**Problem details**.
From the listing below, pull each line that includes "Count".

(Records excerpted from a collection)
===
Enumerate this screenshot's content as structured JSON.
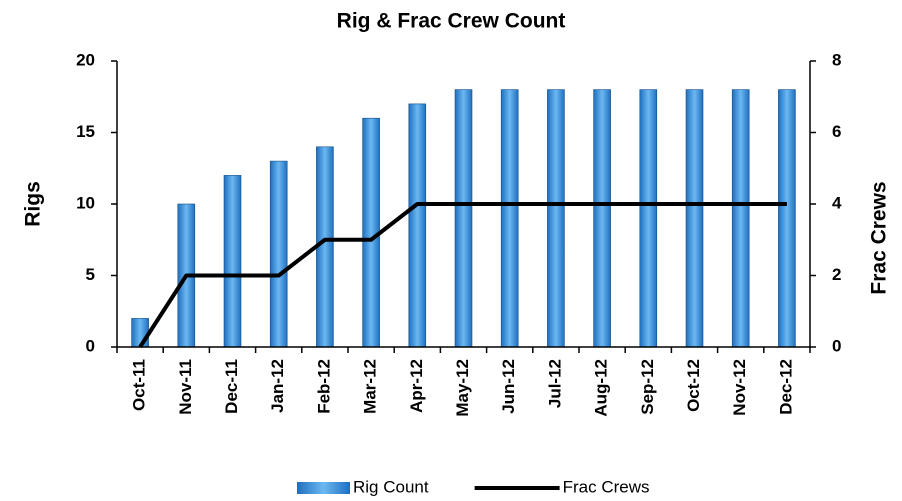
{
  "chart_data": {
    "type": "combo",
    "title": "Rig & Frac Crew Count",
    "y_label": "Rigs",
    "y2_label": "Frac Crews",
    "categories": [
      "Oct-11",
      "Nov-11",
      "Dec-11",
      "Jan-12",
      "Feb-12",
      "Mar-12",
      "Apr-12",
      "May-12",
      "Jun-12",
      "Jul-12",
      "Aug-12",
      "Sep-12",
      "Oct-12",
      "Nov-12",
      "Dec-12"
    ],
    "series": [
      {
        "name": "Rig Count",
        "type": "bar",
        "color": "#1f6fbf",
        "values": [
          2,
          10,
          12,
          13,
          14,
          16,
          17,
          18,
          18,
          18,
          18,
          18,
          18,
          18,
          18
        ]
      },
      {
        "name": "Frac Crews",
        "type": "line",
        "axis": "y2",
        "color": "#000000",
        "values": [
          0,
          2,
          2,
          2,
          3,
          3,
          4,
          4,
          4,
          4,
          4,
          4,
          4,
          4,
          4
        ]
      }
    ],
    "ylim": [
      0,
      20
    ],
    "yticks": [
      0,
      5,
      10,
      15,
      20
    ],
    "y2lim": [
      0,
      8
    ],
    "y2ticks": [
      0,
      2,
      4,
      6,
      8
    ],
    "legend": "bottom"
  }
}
===
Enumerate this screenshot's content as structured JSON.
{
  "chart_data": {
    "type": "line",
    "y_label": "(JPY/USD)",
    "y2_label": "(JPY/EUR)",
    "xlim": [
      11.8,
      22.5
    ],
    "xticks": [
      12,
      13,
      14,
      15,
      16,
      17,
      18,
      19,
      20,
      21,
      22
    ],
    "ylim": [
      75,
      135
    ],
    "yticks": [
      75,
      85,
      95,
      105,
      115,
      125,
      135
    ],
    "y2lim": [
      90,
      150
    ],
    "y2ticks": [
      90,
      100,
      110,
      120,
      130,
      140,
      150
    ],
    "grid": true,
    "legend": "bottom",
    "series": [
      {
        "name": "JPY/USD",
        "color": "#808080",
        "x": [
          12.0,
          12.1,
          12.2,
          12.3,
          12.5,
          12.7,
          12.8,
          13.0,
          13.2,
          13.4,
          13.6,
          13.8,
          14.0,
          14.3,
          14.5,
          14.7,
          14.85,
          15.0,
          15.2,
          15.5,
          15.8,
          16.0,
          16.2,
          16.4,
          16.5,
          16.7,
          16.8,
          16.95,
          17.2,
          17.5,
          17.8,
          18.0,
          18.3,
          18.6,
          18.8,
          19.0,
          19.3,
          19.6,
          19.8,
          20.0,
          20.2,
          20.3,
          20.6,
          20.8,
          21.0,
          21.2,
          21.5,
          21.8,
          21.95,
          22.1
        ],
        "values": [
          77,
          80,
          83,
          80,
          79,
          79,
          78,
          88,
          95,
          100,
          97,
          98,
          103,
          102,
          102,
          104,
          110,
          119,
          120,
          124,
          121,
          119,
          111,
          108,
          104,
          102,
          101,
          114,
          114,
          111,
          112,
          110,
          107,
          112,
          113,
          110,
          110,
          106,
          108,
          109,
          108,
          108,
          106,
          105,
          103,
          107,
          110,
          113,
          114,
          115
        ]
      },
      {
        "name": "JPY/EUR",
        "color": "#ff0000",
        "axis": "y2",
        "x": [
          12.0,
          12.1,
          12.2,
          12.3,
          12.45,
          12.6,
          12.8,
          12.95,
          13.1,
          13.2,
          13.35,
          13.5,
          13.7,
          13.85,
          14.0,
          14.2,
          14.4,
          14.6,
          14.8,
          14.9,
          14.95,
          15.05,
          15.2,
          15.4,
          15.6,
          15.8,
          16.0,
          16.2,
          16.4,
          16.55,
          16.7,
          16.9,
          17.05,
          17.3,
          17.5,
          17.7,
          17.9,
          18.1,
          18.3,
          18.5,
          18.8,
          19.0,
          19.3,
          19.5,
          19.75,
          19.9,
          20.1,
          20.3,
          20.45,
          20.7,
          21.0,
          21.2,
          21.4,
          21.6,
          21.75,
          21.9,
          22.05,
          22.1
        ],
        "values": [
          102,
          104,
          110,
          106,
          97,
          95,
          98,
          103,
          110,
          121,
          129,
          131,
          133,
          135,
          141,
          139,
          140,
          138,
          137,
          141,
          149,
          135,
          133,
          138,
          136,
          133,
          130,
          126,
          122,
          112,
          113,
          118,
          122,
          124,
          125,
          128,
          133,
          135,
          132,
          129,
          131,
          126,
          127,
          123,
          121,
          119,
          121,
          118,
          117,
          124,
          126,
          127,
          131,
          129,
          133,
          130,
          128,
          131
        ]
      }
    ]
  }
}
===
**Response to the task**.
    "title": "Rig & Frac Crew Count",
        "name": "Rig Count",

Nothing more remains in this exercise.